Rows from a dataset
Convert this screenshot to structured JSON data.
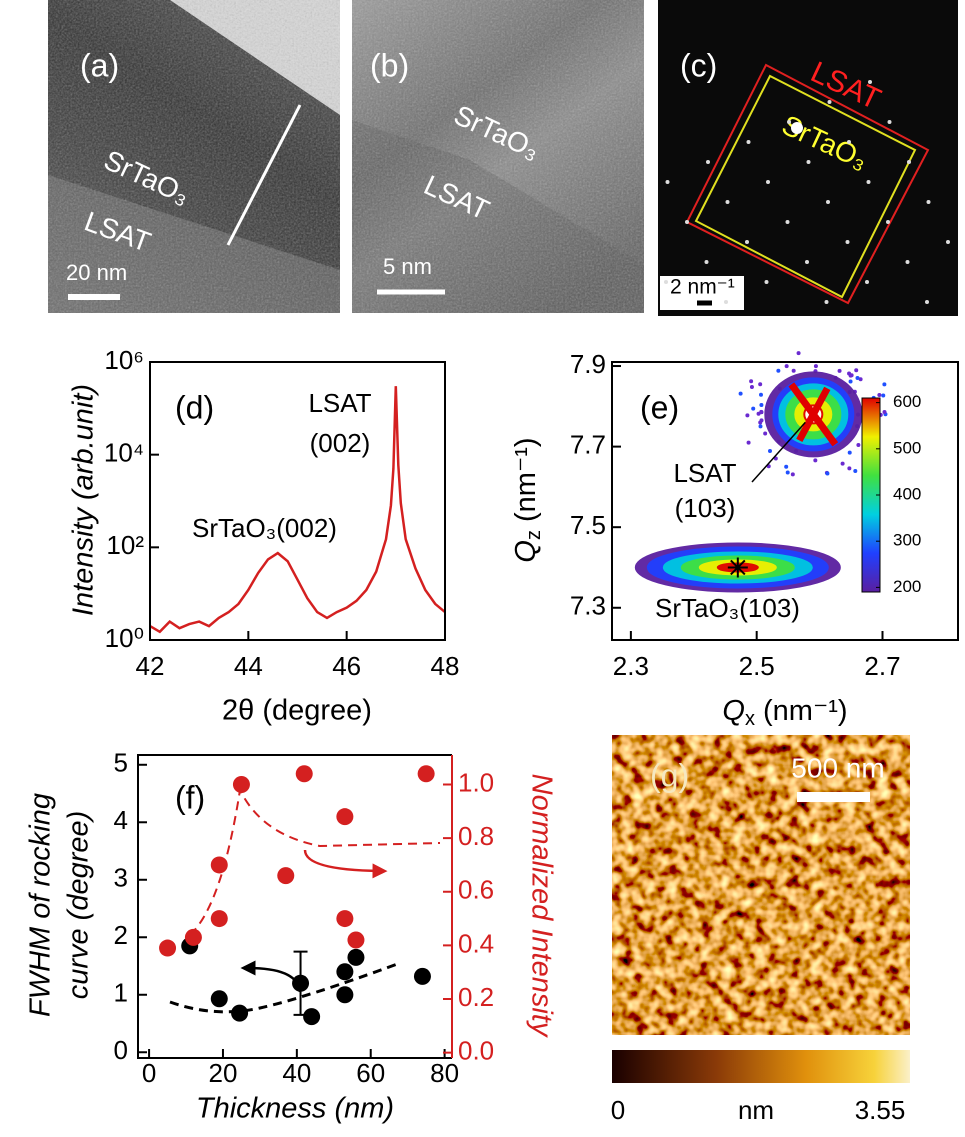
{
  "panels": {
    "a": {
      "label": "(a)",
      "film": "SrTaO₃",
      "substrate": "LSAT",
      "scale_bar": "20 nm"
    },
    "b": {
      "label": "(b)",
      "film": "SrTaO₃",
      "substrate": "LSAT",
      "scale_bar": "5 nm"
    },
    "c": {
      "label": "(c)",
      "outer": "LSAT",
      "inner": "SrTaO₃",
      "scale_bar": "2 nm⁻¹"
    },
    "g": {
      "label": "(g)",
      "scale_bar": "500 nm",
      "colorbar_unit": "nm",
      "colorbar_ticks": [
        0,
        3.55
      ]
    }
  },
  "chart_data": [
    {
      "type": "line",
      "panel_label": "(d)",
      "xlabel": "2θ (degree)",
      "ylabel": "Intensity (arb.unit)",
      "log_y": true,
      "color": "#d42020",
      "annotations": [
        "LSAT",
        "(002)",
        "SrTaO₃(002)"
      ],
      "x": [
        42.0,
        42.2,
        42.4,
        42.6,
        42.8,
        43.0,
        43.2,
        43.4,
        43.6,
        43.8,
        44.0,
        44.2,
        44.4,
        44.6,
        44.8,
        45.0,
        45.2,
        45.4,
        45.6,
        45.8,
        46.0,
        46.2,
        46.4,
        46.6,
        46.8,
        46.9,
        46.95,
        47.0,
        47.05,
        47.1,
        47.2,
        47.4,
        47.6,
        47.8,
        48.0
      ],
      "values": [
        2,
        1.5,
        2.5,
        1.8,
        2.2,
        2.5,
        2,
        3,
        4,
        6,
        12,
        28,
        55,
        75,
        50,
        20,
        8,
        4,
        3,
        4,
        5,
        7,
        12,
        30,
        150,
        800,
        5000,
        300000,
        6000,
        900,
        150,
        35,
        12,
        6,
        4
      ],
      "xlim": [
        42,
        48
      ],
      "xticks": [
        42,
        44,
        46,
        48
      ],
      "ylim": [
        1,
        1000000
      ],
      "yticks": [
        {
          "value": 1,
          "label": "10⁰"
        },
        {
          "value": 100,
          "label": "10²"
        },
        {
          "value": 10000,
          "label": "10⁴"
        },
        {
          "value": 1000000,
          "label": "10⁶"
        }
      ]
    },
    {
      "type": "contour",
      "panel_label": "(e)",
      "xlabel": {
        "symbol": "Q",
        "subscript": "x",
        "unit": " (nm⁻¹)"
      },
      "ylabel": {
        "symbol": "Q",
        "subscript": "z",
        "unit": " (nm⁻¹)"
      },
      "xlim": [
        2.27,
        2.82
      ],
      "xticks": [
        2.3,
        2.5,
        2.7
      ],
      "ylim": [
        7.22,
        7.91
      ],
      "yticks": [
        7.3,
        7.5,
        7.7,
        7.9
      ],
      "peaks": [
        {
          "label": [
            "LSAT",
            "(103)"
          ],
          "x": 2.59,
          "y": 7.78
        },
        {
          "label": [
            "SrTaO₃(103)"
          ],
          "x": 2.47,
          "y": 7.4
        }
      ],
      "colorbar": {
        "lim": [
          190,
          610
        ],
        "ticks": [
          200,
          300,
          400,
          500,
          600
        ]
      }
    },
    {
      "type": "scatter",
      "panel_label": "(f)",
      "xlabel": "Thickness (nm)",
      "ylabel": [
        "FWHM of rocking",
        "curve (degree)"
      ],
      "y2label": "Normalized Intensity",
      "xlim": [
        -3,
        82
      ],
      "xticks": [
        0,
        20,
        40,
        60,
        80
      ],
      "ylim": [
        -0.1,
        5.17
      ],
      "yticks": [
        0,
        1,
        2,
        3,
        4,
        5
      ],
      "y2lim": [
        -0.02,
        1.11
      ],
      "y2ticks": [
        {
          "value": 0,
          "label": "0.0"
        },
        0.2,
        0.4,
        0.6,
        0.8,
        {
          "value": 1,
          "label": "1.0"
        }
      ],
      "series": [
        {
          "color": "#000000",
          "x": [
            11,
            19,
            24.5,
            44,
            41,
            53,
            53,
            56,
            74
          ],
          "values": [
            1.85,
            0.93,
            0.68,
            0.62,
            1.2,
            1.4,
            1.0,
            1.65,
            1.32
          ],
          "errors": [
            null,
            null,
            null,
            null,
            0.55,
            null,
            null,
            null,
            null
          ]
        },
        {
          "color": "#d42020",
          "axis": "y2",
          "x": [
            5,
            12,
            19,
            19,
            25,
            37,
            42,
            53,
            53,
            56,
            75
          ],
          "values": [
            0.39,
            0.43,
            0.7,
            0.5,
            1.0,
            0.66,
            1.04,
            0.88,
            0.5,
            0.42,
            1.04
          ]
        }
      ]
    }
  ]
}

Required task »
Copy every entry exactly as written. Pictures are excluded.

Written response »
Convert this screenshot to structured JSON data.
{
  "panels": {
    "a": {
      "label": "(a)",
      "film": "SrTaO₃",
      "substrate": "LSAT",
      "scale_bar": "20 nm"
    },
    "b": {
      "label": "(b)",
      "film": "SrTaO₃",
      "substrate": "LSAT",
      "scale_bar": "5 nm"
    },
    "c": {
      "label": "(c)",
      "outer": "LSAT",
      "inner": "SrTaO₃",
      "scale_bar": "2 nm⁻¹"
    },
    "g": {
      "label": "(g)",
      "scale_bar": "500 nm",
      "colorbar_unit": "nm",
      "colorbar_ticks": [
        0,
        3.55
      ]
    }
  },
  "chart_data": [
    {
      "type": "line",
      "panel_label": "(d)",
      "xlabel": "2θ (degree)",
      "ylabel": "Intensity (arb.unit)",
      "log_y": true,
      "color": "#d42020",
      "annotations": [
        "LSAT",
        "(002)",
        "SrTaO₃(002)"
      ],
      "x": [
        42.0,
        42.2,
        42.4,
        42.6,
        42.8,
        43.0,
        43.2,
        43.4,
        43.6,
        43.8,
        44.0,
        44.2,
        44.4,
        44.6,
        44.8,
        45.0,
        45.2,
        45.4,
        45.6,
        45.8,
        46.0,
        46.2,
        46.4,
        46.6,
        46.8,
        46.9,
        46.95,
        47.0,
        47.05,
        47.1,
        47.2,
        47.4,
        47.6,
        47.8,
        48.0
      ],
      "values": [
        2,
        1.5,
        2.5,
        1.8,
        2.2,
        2.5,
        2,
        3,
        4,
        6,
        12,
        28,
        55,
        75,
        50,
        20,
        8,
        4,
        3,
        4,
        5,
        7,
        12,
        30,
        150,
        800,
        5000,
        300000,
        6000,
        900,
        150,
        35,
        12,
        6,
        4
      ],
      "xlim": [
        42,
        48
      ],
      "xticks": [
        42,
        44,
        46,
        48
      ],
      "ylim": [
        1,
        1000000
      ],
      "yticks": [
        {
          "value": 1,
          "label": "10⁰"
        },
        {
          "value": 100,
          "label": "10²"
        },
        {
          "value": 10000,
          "label": "10⁴"
        },
        {
          "value": 1000000,
          "label": "10⁶"
        }
      ]
    },
    {
      "type": "contour",
      "panel_label": "(e)",
      "xlabel": {
        "symbol": "Q",
        "subscript": "x",
        "unit": " (nm⁻¹)"
      },
      "ylabel": {
        "symbol": "Q",
        "subscript": "z",
        "unit": " (nm⁻¹)"
      },
      "xlim": [
        2.27,
        2.82
      ],
      "xticks": [
        2.3,
        2.5,
        2.7
      ],
      "ylim": [
        7.22,
        7.91
      ],
      "yticks": [
        7.3,
        7.5,
        7.7,
        7.9
      ],
      "peaks": [
        {
          "label": [
            "LSAT",
            "(103)"
          ],
          "x": 2.59,
          "y": 7.78
        },
        {
          "label": [
            "SrTaO₃(103)"
          ],
          "x": 2.47,
          "y": 7.4
        }
      ],
      "colorbar": {
        "lim": [
          190,
          610
        ],
        "ticks": [
          200,
          300,
          400,
          500,
          600
        ]
      }
    },
    {
      "type": "scatter",
      "panel_label": "(f)",
      "xlabel": "Thickness (nm)",
      "ylabel": [
        "FWHM of rocking",
        "curve (degree)"
      ],
      "y2label": "Normalized Intensity",
      "xlim": [
        -3,
        82
      ],
      "xticks": [
        0,
        20,
        40,
        60,
        80
      ],
      "ylim": [
        -0.1,
        5.17
      ],
      "yticks": [
        0,
        1,
        2,
        3,
        4,
        5
      ],
      "y2lim": [
        -0.02,
        1.11
      ],
      "y2ticks": [
        {
          "value": 0,
          "label": "0.0"
        },
        0.2,
        0.4,
        0.6,
        0.8,
        {
          "value": 1,
          "label": "1.0"
        }
      ],
      "series": [
        {
          "color": "#000000",
          "x": [
            11,
            19,
            24.5,
            44,
            41,
            53,
            53,
            56,
            74
          ],
          "values": [
            1.85,
            0.93,
            0.68,
            0.62,
            1.2,
            1.4,
            1.0,
            1.65,
            1.32
          ],
          "errors": [
            null,
            null,
            null,
            null,
            0.55,
            null,
            null,
            null,
            null
          ]
        },
        {
          "color": "#d42020",
          "axis": "y2",
          "x": [
            5,
            12,
            19,
            19,
            25,
            37,
            42,
            53,
            53,
            56,
            75
          ],
          "values": [
            0.39,
            0.43,
            0.7,
            0.5,
            1.0,
            0.66,
            1.04,
            0.88,
            0.5,
            0.42,
            1.04
          ]
        }
      ]
    }
  ]
}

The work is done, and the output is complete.